• INFORMATION PROVIDED:
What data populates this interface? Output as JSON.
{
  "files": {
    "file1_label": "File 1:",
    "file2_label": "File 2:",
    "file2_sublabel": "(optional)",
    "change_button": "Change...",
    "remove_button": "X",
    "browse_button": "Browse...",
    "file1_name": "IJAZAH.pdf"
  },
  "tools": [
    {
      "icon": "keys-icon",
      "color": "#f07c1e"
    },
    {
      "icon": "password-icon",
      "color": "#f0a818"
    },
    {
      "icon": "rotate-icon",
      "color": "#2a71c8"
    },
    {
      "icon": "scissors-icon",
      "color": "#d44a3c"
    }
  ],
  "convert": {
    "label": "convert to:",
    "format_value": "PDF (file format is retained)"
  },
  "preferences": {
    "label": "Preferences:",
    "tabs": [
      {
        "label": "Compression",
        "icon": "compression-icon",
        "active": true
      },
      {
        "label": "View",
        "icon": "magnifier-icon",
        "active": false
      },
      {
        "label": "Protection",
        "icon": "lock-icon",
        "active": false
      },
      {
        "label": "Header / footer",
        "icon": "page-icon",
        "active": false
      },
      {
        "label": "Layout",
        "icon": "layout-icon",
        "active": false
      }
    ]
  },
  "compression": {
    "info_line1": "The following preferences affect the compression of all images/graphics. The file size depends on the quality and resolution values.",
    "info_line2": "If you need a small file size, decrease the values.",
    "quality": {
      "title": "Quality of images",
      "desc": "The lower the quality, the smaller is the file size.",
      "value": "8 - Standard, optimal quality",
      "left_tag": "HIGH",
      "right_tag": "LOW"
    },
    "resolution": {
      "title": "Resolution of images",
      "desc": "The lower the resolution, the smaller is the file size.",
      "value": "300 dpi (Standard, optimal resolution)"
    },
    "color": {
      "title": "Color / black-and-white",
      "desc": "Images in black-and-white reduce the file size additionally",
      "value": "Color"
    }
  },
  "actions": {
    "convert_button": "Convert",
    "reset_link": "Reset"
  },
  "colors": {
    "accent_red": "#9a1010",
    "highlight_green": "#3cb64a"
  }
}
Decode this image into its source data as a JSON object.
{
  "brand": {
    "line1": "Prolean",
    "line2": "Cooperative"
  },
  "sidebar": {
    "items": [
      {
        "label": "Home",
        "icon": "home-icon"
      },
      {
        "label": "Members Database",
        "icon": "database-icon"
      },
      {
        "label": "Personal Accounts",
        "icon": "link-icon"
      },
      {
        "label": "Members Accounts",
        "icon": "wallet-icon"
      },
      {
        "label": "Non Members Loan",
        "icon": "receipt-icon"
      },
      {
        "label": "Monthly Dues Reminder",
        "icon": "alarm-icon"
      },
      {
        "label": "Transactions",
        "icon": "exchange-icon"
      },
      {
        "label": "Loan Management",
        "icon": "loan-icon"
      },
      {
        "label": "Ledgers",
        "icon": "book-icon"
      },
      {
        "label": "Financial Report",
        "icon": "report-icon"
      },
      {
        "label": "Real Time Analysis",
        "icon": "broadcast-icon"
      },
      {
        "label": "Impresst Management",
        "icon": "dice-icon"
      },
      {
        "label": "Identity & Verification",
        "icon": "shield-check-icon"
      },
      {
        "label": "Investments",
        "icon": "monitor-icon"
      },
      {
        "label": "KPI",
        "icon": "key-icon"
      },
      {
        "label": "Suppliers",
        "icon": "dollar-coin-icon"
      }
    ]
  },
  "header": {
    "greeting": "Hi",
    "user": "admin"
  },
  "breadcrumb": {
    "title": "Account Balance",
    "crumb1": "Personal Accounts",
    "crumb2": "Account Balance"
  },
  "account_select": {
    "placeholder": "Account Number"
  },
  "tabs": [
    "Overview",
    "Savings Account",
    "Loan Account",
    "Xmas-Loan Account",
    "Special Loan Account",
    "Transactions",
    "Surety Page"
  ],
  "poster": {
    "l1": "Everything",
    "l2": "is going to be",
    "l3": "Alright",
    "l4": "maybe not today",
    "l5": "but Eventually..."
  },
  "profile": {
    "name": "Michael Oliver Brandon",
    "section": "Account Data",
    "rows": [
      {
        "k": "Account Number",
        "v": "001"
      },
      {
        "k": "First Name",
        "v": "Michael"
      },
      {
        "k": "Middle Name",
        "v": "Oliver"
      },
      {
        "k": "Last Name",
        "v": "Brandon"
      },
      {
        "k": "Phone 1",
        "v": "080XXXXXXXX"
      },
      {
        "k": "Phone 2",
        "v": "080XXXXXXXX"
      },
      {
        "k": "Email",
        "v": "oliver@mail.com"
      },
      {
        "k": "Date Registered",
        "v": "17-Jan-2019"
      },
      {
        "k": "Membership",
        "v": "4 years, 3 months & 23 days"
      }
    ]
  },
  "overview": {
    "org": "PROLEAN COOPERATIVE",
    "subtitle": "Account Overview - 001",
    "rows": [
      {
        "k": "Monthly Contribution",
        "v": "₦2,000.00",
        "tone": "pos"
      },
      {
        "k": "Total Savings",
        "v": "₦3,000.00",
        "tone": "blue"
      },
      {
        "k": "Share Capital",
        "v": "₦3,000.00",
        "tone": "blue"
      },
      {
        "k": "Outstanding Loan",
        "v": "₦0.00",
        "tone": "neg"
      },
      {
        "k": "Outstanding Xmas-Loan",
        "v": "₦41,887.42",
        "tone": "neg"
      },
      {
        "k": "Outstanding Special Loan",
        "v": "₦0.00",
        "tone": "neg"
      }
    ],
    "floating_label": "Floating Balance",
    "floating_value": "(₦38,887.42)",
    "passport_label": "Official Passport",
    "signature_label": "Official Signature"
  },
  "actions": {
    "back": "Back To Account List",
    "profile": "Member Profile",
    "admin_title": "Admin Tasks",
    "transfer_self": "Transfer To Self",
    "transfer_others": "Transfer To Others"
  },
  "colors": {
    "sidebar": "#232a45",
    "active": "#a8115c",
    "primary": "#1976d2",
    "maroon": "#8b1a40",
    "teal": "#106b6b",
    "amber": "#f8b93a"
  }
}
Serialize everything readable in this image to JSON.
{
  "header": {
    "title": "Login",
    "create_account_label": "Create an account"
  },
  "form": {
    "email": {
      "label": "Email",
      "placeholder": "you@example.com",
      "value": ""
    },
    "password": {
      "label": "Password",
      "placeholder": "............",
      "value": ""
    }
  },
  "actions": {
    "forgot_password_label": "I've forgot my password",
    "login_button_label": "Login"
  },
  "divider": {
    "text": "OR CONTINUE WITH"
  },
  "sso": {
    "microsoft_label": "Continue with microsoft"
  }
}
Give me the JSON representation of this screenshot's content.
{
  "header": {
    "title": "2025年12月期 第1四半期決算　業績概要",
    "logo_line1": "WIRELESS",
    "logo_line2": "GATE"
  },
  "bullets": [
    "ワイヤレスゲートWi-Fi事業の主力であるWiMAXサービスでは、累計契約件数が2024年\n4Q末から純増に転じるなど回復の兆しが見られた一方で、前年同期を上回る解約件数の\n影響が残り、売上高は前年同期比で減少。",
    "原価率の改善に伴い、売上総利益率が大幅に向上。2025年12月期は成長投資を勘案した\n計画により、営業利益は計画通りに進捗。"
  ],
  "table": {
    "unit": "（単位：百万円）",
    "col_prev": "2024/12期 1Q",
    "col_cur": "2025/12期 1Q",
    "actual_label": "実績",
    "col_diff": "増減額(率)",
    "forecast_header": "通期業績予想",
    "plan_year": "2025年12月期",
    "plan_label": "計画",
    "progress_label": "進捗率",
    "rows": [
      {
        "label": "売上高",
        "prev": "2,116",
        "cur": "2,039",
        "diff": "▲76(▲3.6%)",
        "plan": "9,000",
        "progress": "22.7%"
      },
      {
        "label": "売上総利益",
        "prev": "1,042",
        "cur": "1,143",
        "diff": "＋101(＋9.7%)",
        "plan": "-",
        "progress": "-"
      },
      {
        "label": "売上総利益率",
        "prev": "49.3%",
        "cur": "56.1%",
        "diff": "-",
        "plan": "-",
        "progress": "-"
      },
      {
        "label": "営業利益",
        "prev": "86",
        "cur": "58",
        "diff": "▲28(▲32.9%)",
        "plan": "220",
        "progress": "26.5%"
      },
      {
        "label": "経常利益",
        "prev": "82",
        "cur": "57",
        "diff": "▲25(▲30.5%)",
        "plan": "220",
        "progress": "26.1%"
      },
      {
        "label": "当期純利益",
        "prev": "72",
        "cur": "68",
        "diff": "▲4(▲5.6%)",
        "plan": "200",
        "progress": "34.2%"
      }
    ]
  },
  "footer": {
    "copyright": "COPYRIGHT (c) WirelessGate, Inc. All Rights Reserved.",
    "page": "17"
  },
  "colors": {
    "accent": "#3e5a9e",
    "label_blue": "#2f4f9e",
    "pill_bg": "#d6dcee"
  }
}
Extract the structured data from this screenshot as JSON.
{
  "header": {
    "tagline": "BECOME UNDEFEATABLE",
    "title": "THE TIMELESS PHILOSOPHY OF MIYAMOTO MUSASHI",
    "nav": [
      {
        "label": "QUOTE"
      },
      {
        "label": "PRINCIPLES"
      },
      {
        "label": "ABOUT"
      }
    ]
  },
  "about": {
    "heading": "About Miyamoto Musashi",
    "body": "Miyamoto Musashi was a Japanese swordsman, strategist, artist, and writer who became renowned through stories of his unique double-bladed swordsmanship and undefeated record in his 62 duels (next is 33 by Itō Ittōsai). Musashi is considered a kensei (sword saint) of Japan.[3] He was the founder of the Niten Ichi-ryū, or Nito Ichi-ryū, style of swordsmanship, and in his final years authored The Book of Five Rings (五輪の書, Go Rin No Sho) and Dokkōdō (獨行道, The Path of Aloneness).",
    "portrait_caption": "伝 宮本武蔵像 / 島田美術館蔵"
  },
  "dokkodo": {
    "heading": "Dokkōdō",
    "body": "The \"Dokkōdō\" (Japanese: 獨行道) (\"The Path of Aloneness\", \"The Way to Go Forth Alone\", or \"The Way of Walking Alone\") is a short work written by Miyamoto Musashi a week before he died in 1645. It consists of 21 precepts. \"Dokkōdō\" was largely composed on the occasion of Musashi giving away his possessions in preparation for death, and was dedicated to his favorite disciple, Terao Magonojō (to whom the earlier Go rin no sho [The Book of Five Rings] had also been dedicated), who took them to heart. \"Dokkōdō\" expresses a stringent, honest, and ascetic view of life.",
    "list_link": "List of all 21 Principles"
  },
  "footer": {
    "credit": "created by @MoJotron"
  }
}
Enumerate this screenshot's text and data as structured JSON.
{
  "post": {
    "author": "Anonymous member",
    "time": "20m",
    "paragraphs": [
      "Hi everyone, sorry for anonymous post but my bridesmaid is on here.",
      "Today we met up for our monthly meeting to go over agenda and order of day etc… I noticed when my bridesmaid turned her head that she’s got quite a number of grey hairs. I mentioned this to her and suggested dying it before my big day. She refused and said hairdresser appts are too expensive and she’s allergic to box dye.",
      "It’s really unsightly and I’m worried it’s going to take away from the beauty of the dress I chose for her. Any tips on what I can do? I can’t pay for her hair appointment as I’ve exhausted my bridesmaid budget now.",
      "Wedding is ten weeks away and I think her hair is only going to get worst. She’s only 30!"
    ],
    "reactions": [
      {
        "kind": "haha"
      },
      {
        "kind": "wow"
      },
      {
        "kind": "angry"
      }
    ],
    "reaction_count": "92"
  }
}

• YOUR INSTRUCTIONS:
Everything from the line containing "Enumerate this screenshot's" to the end of the records must be written out exactly; include both of those lines and no others.

• RESPONSE TO THE TASK:
Enumerate this screenshot's text and data as structured JSON.
{
  "post": {
    "author": "Anonymous member",
    "time": "20m",
    "paragraphs": [
      "Hi everyone, sorry for anonymous post but my bridesmaid is on here.",
      "Today we met up for our monthly meeting to go over agenda and order of day etc… I noticed when my bridesmaid turned her head that she’s got quite a number of grey hairs. I mentioned this to her and suggested dying it before my big day. She refused and said hairdresser appts are too expensive and she’s allergic to box dye.",
      "It’s really unsightly and I’m worried it’s going to take away from the beauty of the dress I chose for her. Any tips on what I can do? I can’t pay for her hair appointment as I’ve exhausted my bridesmaid budget now.",
      "Wedding is ten weeks away and I think her hair is only going to get worst. She’s only 30!"
    ],
    "reactions": [
      {
        "kind": "haha"
      },
      {
        "kind": "wow"
      },
      {
        "kind": "angry"
      }
    ],
    "reaction_count": "92"
  }
}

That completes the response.